◆ What you need to do
Pick out every line holding the string "Eksjö" and copy it.

Stored items from a collection
========================================================================

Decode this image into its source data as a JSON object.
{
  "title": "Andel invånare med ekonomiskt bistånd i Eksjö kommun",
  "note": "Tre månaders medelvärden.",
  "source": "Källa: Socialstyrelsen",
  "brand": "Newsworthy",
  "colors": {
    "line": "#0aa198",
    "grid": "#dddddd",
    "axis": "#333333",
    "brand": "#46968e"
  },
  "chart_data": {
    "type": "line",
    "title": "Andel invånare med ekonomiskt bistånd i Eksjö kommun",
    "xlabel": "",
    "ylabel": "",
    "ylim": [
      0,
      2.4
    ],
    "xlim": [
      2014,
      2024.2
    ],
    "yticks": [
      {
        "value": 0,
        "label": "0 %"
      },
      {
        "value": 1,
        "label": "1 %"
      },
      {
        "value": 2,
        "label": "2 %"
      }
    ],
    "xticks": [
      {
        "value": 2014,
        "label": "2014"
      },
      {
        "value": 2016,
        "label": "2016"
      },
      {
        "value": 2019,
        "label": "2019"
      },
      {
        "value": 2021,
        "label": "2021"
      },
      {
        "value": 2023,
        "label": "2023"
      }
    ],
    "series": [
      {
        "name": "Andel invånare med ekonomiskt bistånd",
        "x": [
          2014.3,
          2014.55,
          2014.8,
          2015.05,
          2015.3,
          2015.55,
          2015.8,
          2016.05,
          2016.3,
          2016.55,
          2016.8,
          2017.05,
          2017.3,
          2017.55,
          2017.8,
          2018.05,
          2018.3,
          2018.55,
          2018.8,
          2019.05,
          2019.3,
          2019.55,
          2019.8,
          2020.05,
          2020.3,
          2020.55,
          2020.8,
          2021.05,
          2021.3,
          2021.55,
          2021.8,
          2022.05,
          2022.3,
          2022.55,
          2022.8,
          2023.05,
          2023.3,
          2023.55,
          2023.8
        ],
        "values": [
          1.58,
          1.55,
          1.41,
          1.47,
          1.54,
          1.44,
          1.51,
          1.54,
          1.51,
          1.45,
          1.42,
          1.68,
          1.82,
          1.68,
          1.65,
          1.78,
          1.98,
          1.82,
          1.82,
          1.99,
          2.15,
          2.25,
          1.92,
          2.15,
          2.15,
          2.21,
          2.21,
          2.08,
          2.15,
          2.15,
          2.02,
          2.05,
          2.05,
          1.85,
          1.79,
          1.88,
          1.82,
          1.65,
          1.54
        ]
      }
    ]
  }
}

========================================================================

◆ Task result
  "title": "Andel invånare med ekonomiskt bistånd i Eksjö kommun",
    "title": "Andel invånare med ekonomiskt bistånd i Eksjö kommun",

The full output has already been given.